──────── Teks Sumber ────────

HUKUM-HUKUM TENTANG SHALAT SUNAH
Meski
shalat fardhu dan shalat sunah sama cara pengerjaannya, tapi ada beberapa hukum
yang dibolehkan dalam shalat sunah dan dilarang dalam shalat fardhu, yaitu:
Pertama,
dibolehkan mengerjakan shalat sunah di kendaraan, dan tidak boleh untuk shalat
fardhu. Diriwayatkan oleh Abdullah bin Umar Radiyallahu ‘Anhuma :
كَانَ رَسُولُ اللَّهِ صلى الله عليه وسلم يُسَبِّحُ
عَلَى الرَّاحِلَةِ قِبَلَ أَىِّ وَجْهٍ تَوَجَّهَ وَيُوتِرُ عَلَيْهَا غَيْرَ
أَنَّهُ لاَ يُصَلِّي عَلَيْهَا الْمَكْتُوبَةَ
"Bahwasanya
Rasulullah pernah melakukan shalat sunah di atas hewan tunggangannya, menghadap
ke arah mana saja hewan tunggangannya itu menghadap, dan beliau melakukan witir
di atas, tapi beliau tidak melakukan shalat wajib di atas kendaraan." (HR.
Bukhari)
Kedua,
shalat sunah boleh dikerjakan dengan duduk. Aisyah Radiyallahu ‘Anha berkata:
كانَ يُصَلِّي فِي بَيْتِي قَبْلَ الظُّهْرِ
أَرْبَعًا ثُمَّ يَخْرُجُ فَيُصَلِّي بِالنَّاسِ ثُمَّ يَدْخُلُ فَيُصَلِّي
رَكْعَتَيْنِ وَكَانَ يُصَلِّي بِالنَّاسِ الْمَغْرِبَ ثُمَّ يَدْخُلُ فَيُصَلِّي
رَكْعَتَيْنِ وَيُصَلِّي بِالنَّاسِ الْعِشَاءَ وَيَدْخُلُ بَيْتِي فَيُصَلِّي
رَكْعَتَيْنِ وَكَانَ يُصَلِّي مِنَ اللَّيْلِ تِسْعَ رَكَعَاتٍ فِيهِنَّ
الْوِتْرُ وَكَانَ يُصَلِّي لَيْلاً طَوِيلاً قَائِمًا وَلَيْلاً طَوِيلاً
قَاعِدًا وَكَانَ إِذَا قَرَأَ وَهُوَ قَائِمٌ رَكَعَ وَسَجَدَ وَهُوَ قَائِمٌ
وَإِذَا قَرَأَ قَاعِدًا رَكَعَ وَسَجَدَ وَهُوَ قَاعِدٌ وَكَانَ إِذَا طَلَعَ
الْفَجْرُ صَلَّى رَكْعَتَيْ
"Beliau
shalat di rumahku empat rakaat sebelum Zhuhur, kemudian keluar dan shalat
mengimami manusia. Kemudian beliau masuk rumah dan melaksanakan dua rakaat
sunah. Sesudah beliau mengimami para sahabat shalat maghrib, beliau masuk rumah
dan shalat dua rakaat. Sesudah mengimami para sahabat untuk shalat
Isya' dan masuk rumahku,
maka beliau mengerjakan shalat dua rakaat.
Beliau
shalat malam sebanyak sembilan rakaat, termasuk witir di dalamnya. Beliau
mendirikan shalat malam sekian lamasambil berdiri, dan juga shalatmalam sekian
lama sambil duduk. Jika beliau membaca dengan berdiri, beliau ruku dan sujud
dengan berdiri.

────────

*Tugas Anda:*
A. Menurut teks tentang hukum shalat sunah, berapa rakaat shalat malam yang dikerjakan Rasulullah?
B. Terjemahkan kalimat "Kedua, shalat sunah boleh dikerjakan dengan duduk." dari teks tentang hukum shalat sunah ke dalam bahasa Inggris.
C. Tuliskan kelanjutan teks tentang hukum shalat sunah, dimulai setelah kalimat terakhirnya.

──────── Segmen Data ────────

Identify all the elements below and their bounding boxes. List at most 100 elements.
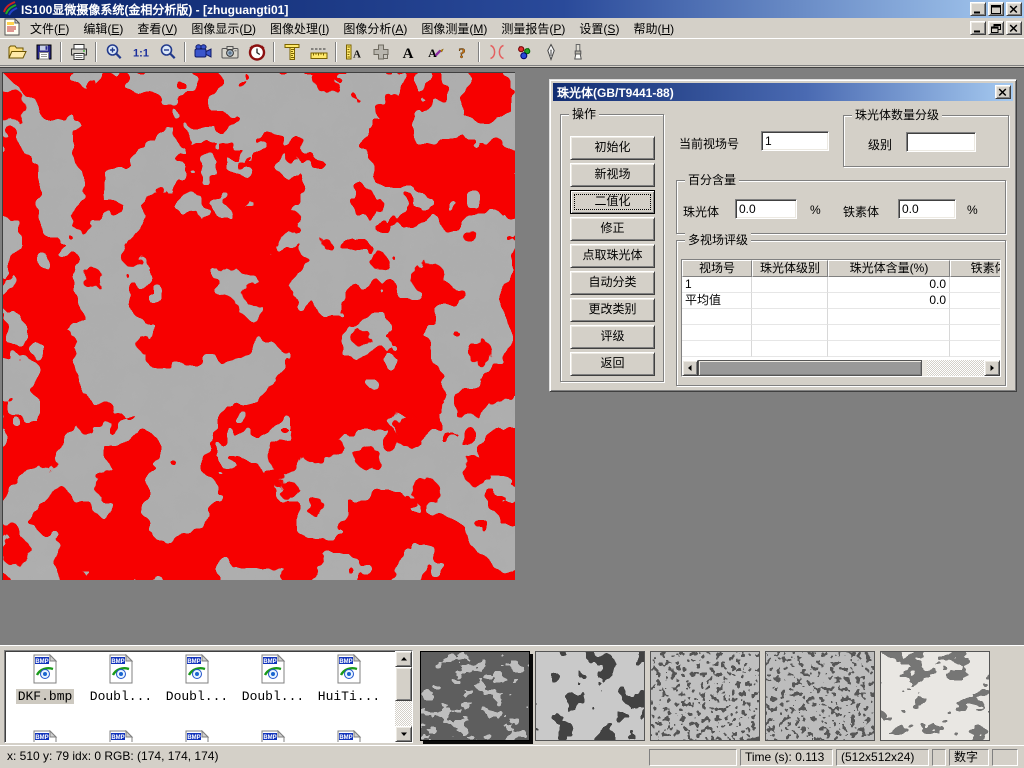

────────

*Kunci Jawaban:*
A. Sembilan rakaat, termasuk witir di dalamnya.

B. Second, sunnah prayer may be performed while sitting.

C.
Jika
beliau membaca sambil duduk, maka beliau ruku dan sujud sambil duduk. Jika
fajar telah terbit, maka beliau shalat (sunah) dua rakaat." (HR. Muslim)
Di
dalam hadits yang lain dijelaskan, Abdullah bin Amru Radiyallahu anhuma meriwayatkan bahwasanya Rasulullah Shallallahu
‘Alaihi Wasallam bersabda:
صَلاَةُ الرَّجُلِ قَاعِدًا عَلَى نِصْفِ الصَّلاَةِ
"Shalatnya
seseorang yang dikerjakan dengan duduk (pahalanya) setengah dari shalat (dengan
berdiri)." (HR. Muslim)
Berdasarkan
hadits-hadits di atas, dapat kita ketahui bahwa Allah Subhanahu wa Ta’ala telah
mensyariatkan hukum-hukum untuk shalat sunah, yang berbeda dengan hukum-hukum
shalat wajib. Hal ini merupakan bentuk pemberian kemudahan dan keringanan dari
Allah kepada para hamba-hamba-Nya. Di antaranya ialah boleh shalat (sunah) di
atas hewan tunggangan (kendaraan) sekalipun orang yang shalat tidak menghadap
kiblat, juga bolehnya mengerjakan shalat dengan duduk.
Pelajaran yang bisa kita petik dari pemaparan di atas adalah:
- Bolehnya shalat sunah dengan duduk di dalam kendaraan dan yang semisalnya, ke mana pun kendaraan itu menghadap..
- Boleh
mengerjakan shalat sunah sambil duduk.
- Shalatnya
orang yang duduk pahalanya setengah dari shalatnya orang yang berdiri.
***
(Dikutip dari Tj. Kitab Durusul Yaumiyah karya Dr. Rasyid Al Abdul Karim
Hafidzahullah Ta'ala Hal. 292)
Posting Komentar untuk "HUKUM-HUKUM TENTANG SHALAT SUNAH"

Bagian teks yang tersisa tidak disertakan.